EXERCISES:
- a) Write out the passage about GBTC shareholders word for word.
- b) From the entries, pull out every line starting at the one that contains "Text: H: H bbox=[137, 44, 147, 57]" and running to the end of the entries. Leave the pictures out.
+++ PASSAGE
Another investor, who asked not to be named for fear of repercussions from the brokerage he works for, says he bought about $30,000 worth of bitcoin through GBTC with the goal of hedging against inflation as he prepares for retirement. Although his financial situation has not been so seriously damaged, he says that the performance of the trust has “badly affected” his marriage; his wife, who “fears the loss is permanent,” has taken to calling him a “bitcoin bozo.”

Thousands of GBTC shareholders like these have registered their support for the activist campaign, according to David Bailey, founder of BTC Inc and hedge fund UTXO Management, and leader of part of the movement.

“That’s what makes this a unique situation,” says Bailey. “This product is sold on brokerage platforms in individual retirement accounts. This is your mom and dad who think they are diversifying their portfolio.”

WIRED spoke to six GBTC shareholders, all of whom told similar stories. One person said they have all their savings tied up in GBTC, while another has taken on extra work to ensure he is able to support himself until retirement.

Bailey claims that more than 50 institutions, some of which have several hundred million dollar stakes in GBTC, are also involved in the uproar to oust Grayscale, and in total represent at least 20 percent of GBTC shares. He claims to be unable to provide evidence, citing investor privacy and legal concerns, but provided WIRED with web traffic and form submission data suggesting at least 2,000 investors have joined the campaign.

Michael Sonnenshein, Grayscale CEO, says his company isn’t going anywhere. “We have absolutely no intention of stepping down from our role,” says Sonnenshein. “Our trust agreement explicitly states that we must voluntarily withdraw – and our work is not done.”

But the activists are undisturbed. “Our expectation is that, for the sheer reason of people wanting to get out of this thing, it’s going to be put under pressure,” said Steven McClurg, chief investment officer at asset management firm Valkyrie, another leader of the campaign to oust. Grayscale. “There are many ways to affect change.” He refused to elaborate on what he meant. McClurg describes this information as “secret sauce.”
++++++
+++ DATA
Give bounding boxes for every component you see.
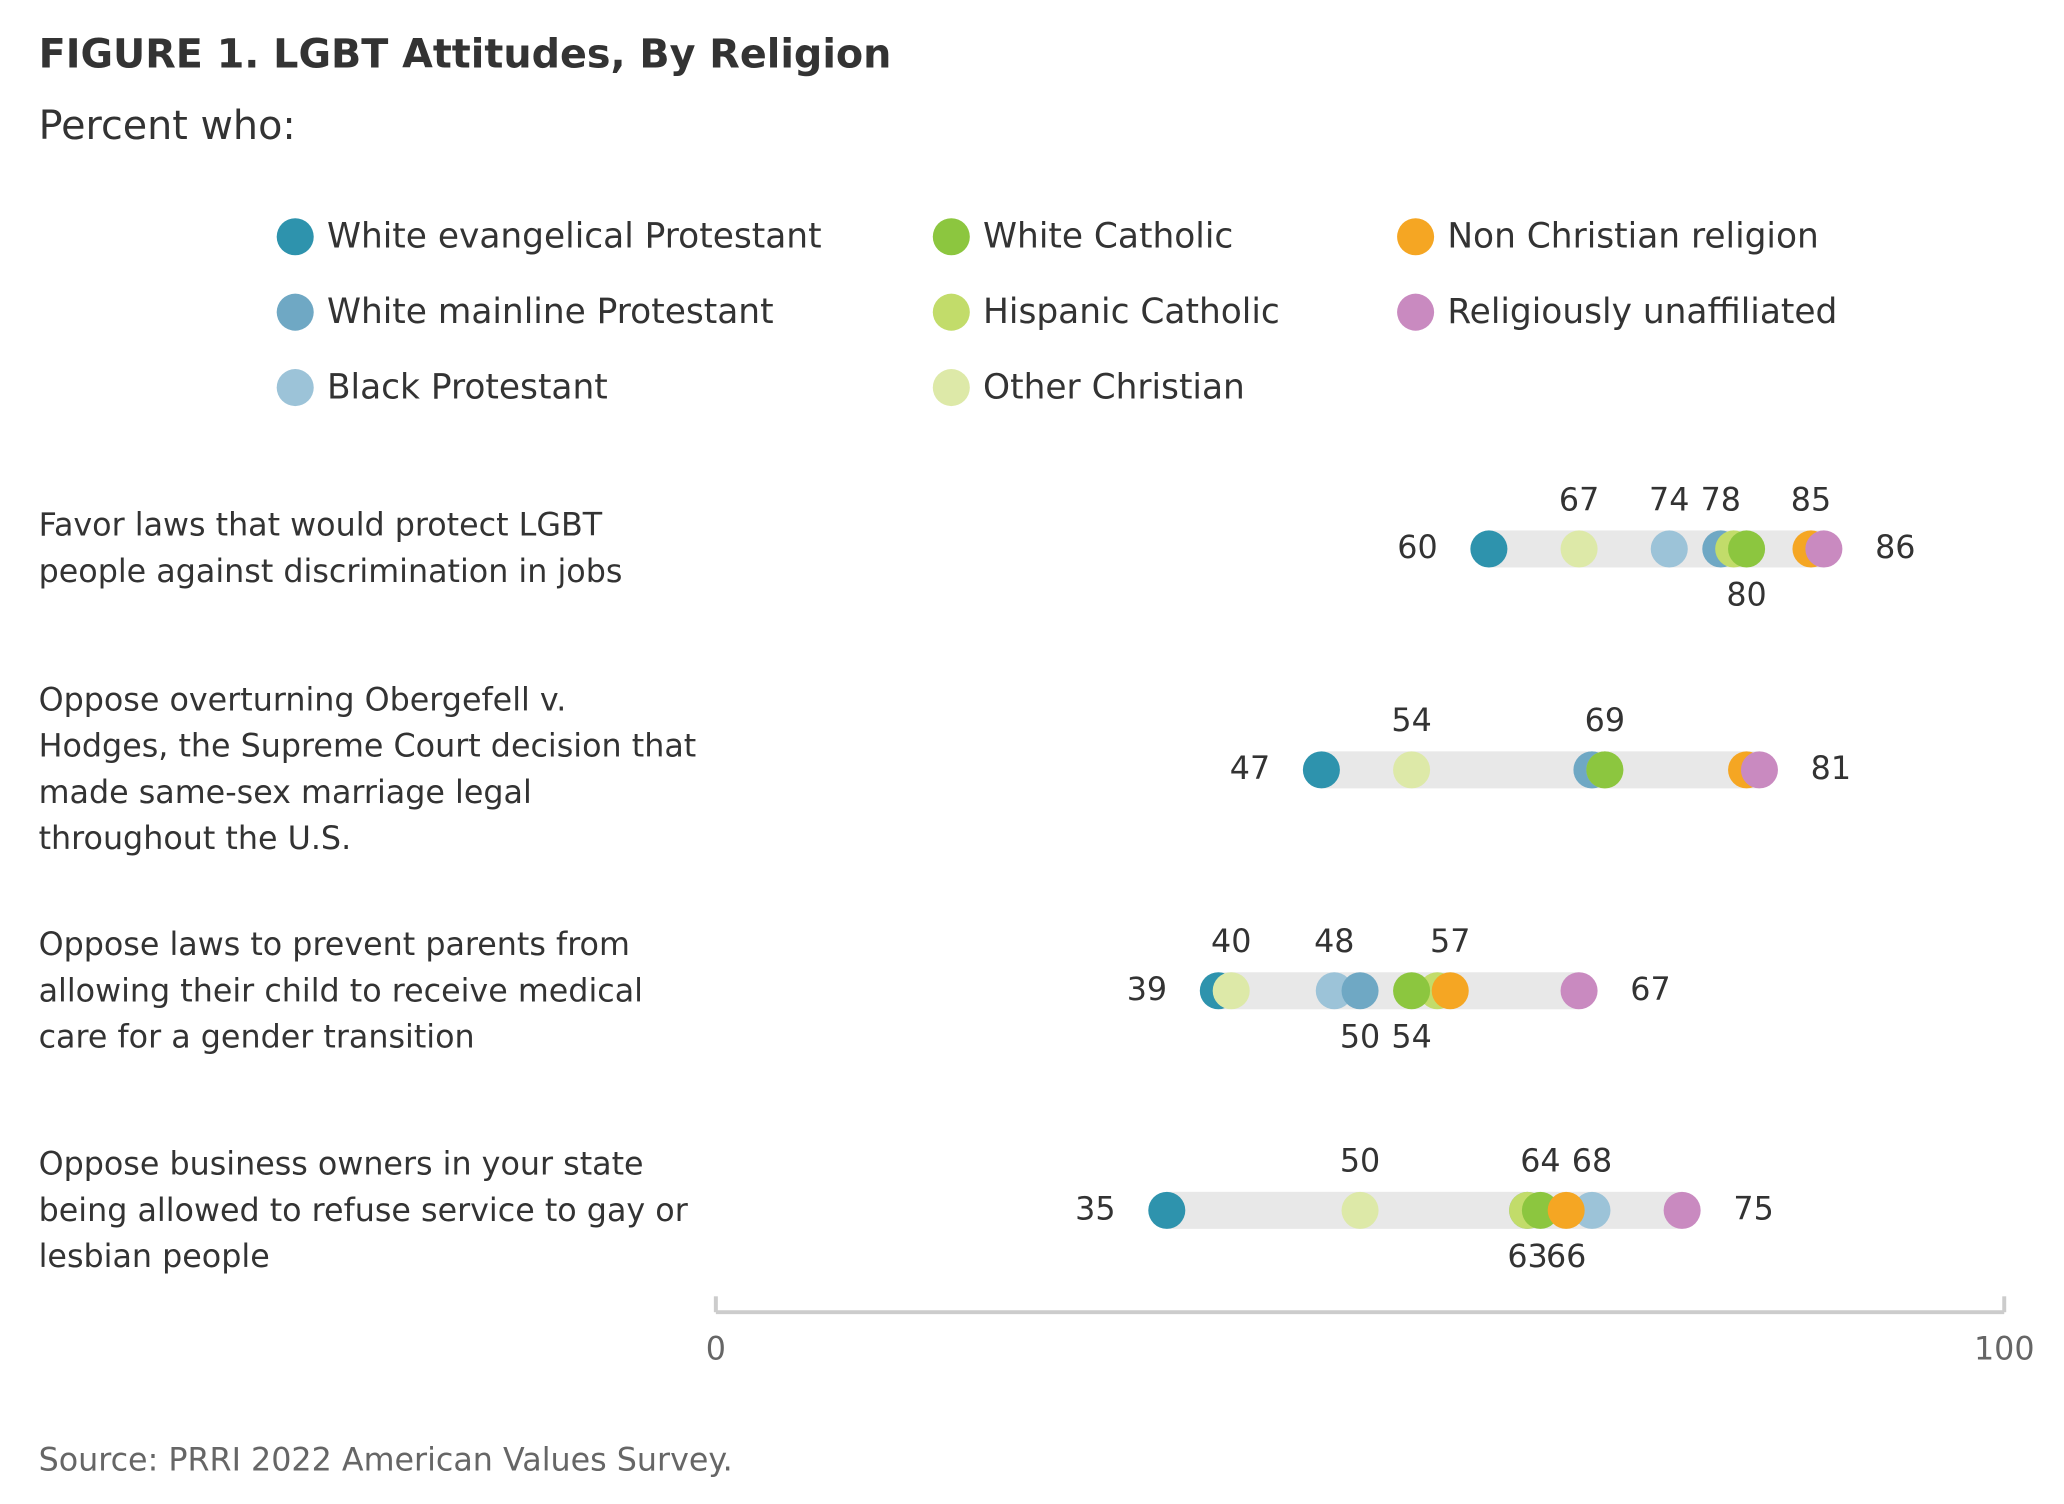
- legend-swatch: [1397, 293, 1435, 331]
- data-label: 47: [1230, 751, 1270, 787]
- legend-label: White mainline Protestant: [327, 292, 774, 332]
- data-label: 81: [1811, 751, 1851, 787]
- data-label: 74: [1649, 482, 1689, 518]
- dot: [1560, 530, 1598, 568]
- dot: [1431, 972, 1469, 1010]
- legend-swatch: [276, 293, 314, 331]
- data-label: 54: [1391, 1019, 1431, 1055]
- x-tick-label: 0: [706, 1332, 726, 1368]
- data-label: 63: [1507, 1239, 1547, 1275]
- dot: [1470, 530, 1508, 568]
- data-label: 78: [1701, 482, 1741, 518]
- data-label: 75: [1733, 1191, 1773, 1227]
- legend-label: Religiously unaffiliated: [1447, 292, 1837, 332]
- dot: [1740, 751, 1778, 789]
- dot: [1302, 751, 1340, 789]
- dot: [1650, 530, 1688, 568]
- data-label: 60: [1397, 530, 1437, 566]
- chart-subtitle: Percent who:: [39, 103, 296, 149]
- dot: [1547, 1191, 1585, 1229]
- legend-swatch: [1397, 218, 1435, 256]
- dot: [1521, 1191, 1559, 1229]
- dot: [1663, 1191, 1701, 1229]
- legend-swatch: [276, 369, 314, 407]
- dot: [1573, 1191, 1611, 1229]
- data-label: 69: [1585, 703, 1625, 739]
- data-label: 50: [1340, 1019, 1380, 1055]
- category-label-box: Favor laws that would protect LGBT peopl…: [38, 506, 623, 590]
- data-label: 39: [1127, 972, 1167, 1008]
- dot: [1393, 972, 1431, 1010]
- legend-label: Black Protestant: [327, 367, 608, 407]
- dot: [1341, 1191, 1379, 1229]
- data-label: 50: [1340, 1144, 1380, 1180]
- category-label: Oppose business owners in your state bei…: [38, 1144, 688, 1275]
- x-tick-label: 100: [1974, 1332, 2035, 1368]
- data-label: 85: [1791, 482, 1831, 518]
- category-label-box: Oppose laws to prevent parents from allo…: [38, 925, 644, 1055]
- data-label: 54: [1391, 703, 1431, 739]
- data-label: 35: [1075, 1191, 1115, 1227]
- data-label: 48: [1314, 924, 1354, 960]
- dot: [1560, 972, 1598, 1010]
- legend-swatch: [932, 369, 970, 407]
- data-label: 86: [1875, 530, 1915, 566]
- category-label: Favor laws that would protect LGBT peopl…: [38, 506, 623, 590]
- dot: [1212, 972, 1250, 1010]
- category-label-box: Oppose overturning Obergefell v. Hodges,…: [38, 681, 697, 858]
- range-bar: [1321, 751, 1760, 789]
- data-label: 66: [1546, 1239, 1586, 1275]
- legend-swatch: [932, 293, 970, 331]
- source-note: Source: PRRI 2022 American Values Survey…: [39, 1443, 733, 1479]
- legend-label: Non Christian religion: [1447, 217, 1818, 257]
- data-label: 67: [1559, 482, 1599, 518]
- chart-title: FIGURE 1. LGBT Attitudes, By Religion: [39, 31, 892, 77]
- dot: [1148, 1191, 1186, 1229]
- data-label: 57: [1430, 924, 1470, 960]
- data-label: 67: [1630, 972, 1670, 1008]
- dot: [1805, 530, 1843, 568]
- category-label-box: Oppose business owners in your state bei…: [38, 1144, 688, 1275]
- data-label: 80: [1726, 578, 1766, 614]
- legend-label: White Catholic: [983, 217, 1233, 257]
- legend-swatch: [276, 218, 314, 256]
- legend-label: White evangelical Protestant: [327, 217, 822, 257]
- dot: [1341, 972, 1379, 1010]
- data-label: 40: [1211, 924, 1251, 960]
- dot: [1586, 751, 1624, 789]
- category-label: Oppose laws to prevent parents from allo…: [38, 925, 644, 1055]
- legend-label: Hispanic Catholic: [983, 292, 1280, 332]
- dot: [1315, 972, 1353, 1010]
- dot: [1728, 530, 1766, 568]
- data-label: 64: [1520, 1144, 1560, 1180]
- data-label: 68: [1572, 1144, 1612, 1180]
- dot: [1393, 751, 1431, 789]
- legend-label: Other Christian: [983, 367, 1245, 407]
- legend-swatch: [932, 218, 970, 256]
- category-label: Oppose overturning Obergefell v. Hodges,…: [38, 681, 697, 858]
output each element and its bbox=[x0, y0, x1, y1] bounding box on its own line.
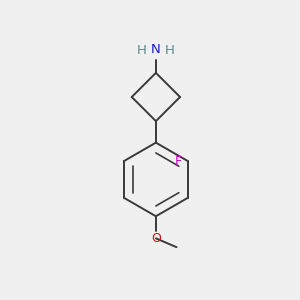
Text: H: H bbox=[137, 44, 147, 57]
Text: F: F bbox=[175, 154, 182, 167]
Text: H: H bbox=[165, 44, 175, 57]
Text: O: O bbox=[151, 232, 161, 245]
Text: N: N bbox=[151, 43, 161, 56]
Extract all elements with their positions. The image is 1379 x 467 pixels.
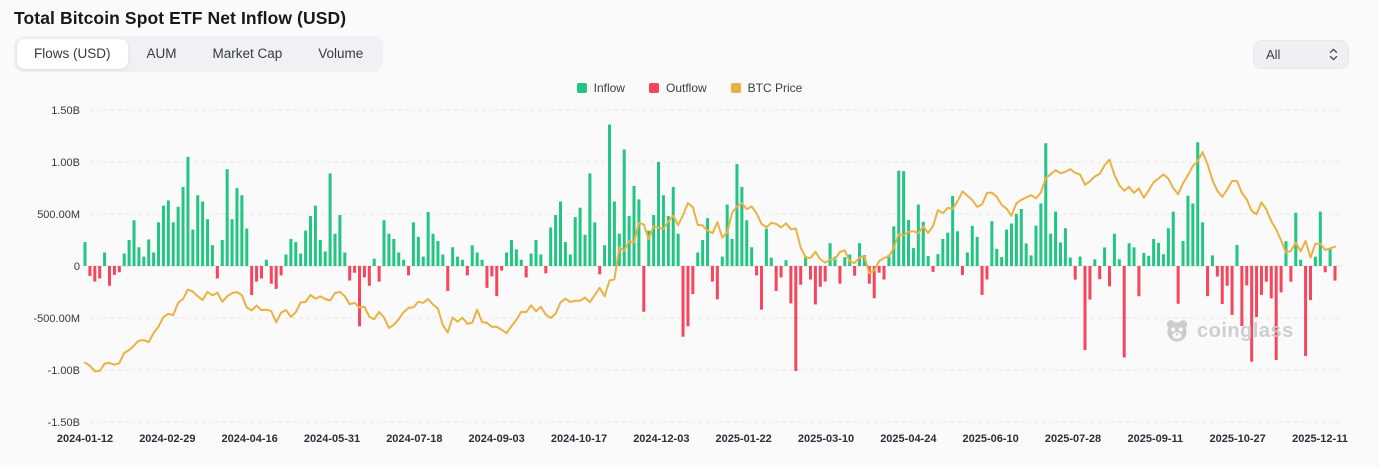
++++++
SET OF ANSWERS:
- a)
Another investor, who asked not to be named for fear of repercussions from the brokerage he works for, says he bought about $30,000 worth of bitcoin through GBTC with the goal of hedging against inflation as he prepares for retirement. Although his financial situation has not been so seriously damaged, he says that the performance of the trust has “badly affected” his marriage; his wife, who “fears the loss is permanent,” has taken to calling him a “bitcoin bozo.”

Thousands of GBTC shareholders like these have registered their support for the activist campaign, according to David Bailey, founder of BTC Inc and hedge fund UTXO Management, and leader of part of the movement.

“That’s what makes this a unique situation,” says Bailey. “This product is sold on brokerage platforms in individual retirement accounts. This is your mom and dad who think they are diversifying their portfolio.”

WIRED spoke to six GBTC shareholders, all of whom told similar stories. One person said they have all their savings tied up in GBTC, while another has taken on extra work to ensure he is able to support himself until retirement.

Bailey claims that more than 50 institutions, some of which have several hundred million dollar stakes in GBTC, are also involved in the uproar to oust Grayscale, and in total represent at least 20 percent of GBTC shares. He claims to be unable to provide evidence, citing investor privacy and legal concerns, but provided WIRED with web traffic and form submission data suggesting at least 2,000 investors have joined the campaign.

Michael Sonnenshein, Grayscale CEO, says his company isn’t going anywhere. “We have absolutely no intention of stepping down from our role,” says Sonnenshein. “Our trust agreement explicitly states that we must voluntarily withdraw – and our work is not done.”

But the activists are undisturbed. “Our expectation is that, for the sheer reason of people wanting to get out of this thing, it’s going to be put under pressure,” said Steven McClurg, chief investment officer at asset management firm Valkyrie, another leader of the campaign to oust. Grayscale. “There are many ways to affect change.” He refused to elaborate on what he meant. McClurg describes this information as “secret sauce.”

- b)
Text: H: H bbox=[137, 44, 147, 57]
Text: F: F bbox=[175, 154, 182, 167]
Text: H: H bbox=[165, 44, 175, 57]
Text: O: O bbox=[151, 232, 161, 245]
Text: N: N bbox=[151, 43, 161, 56]
Extract all elements with their positions. The image is 1379 x 467 pixels.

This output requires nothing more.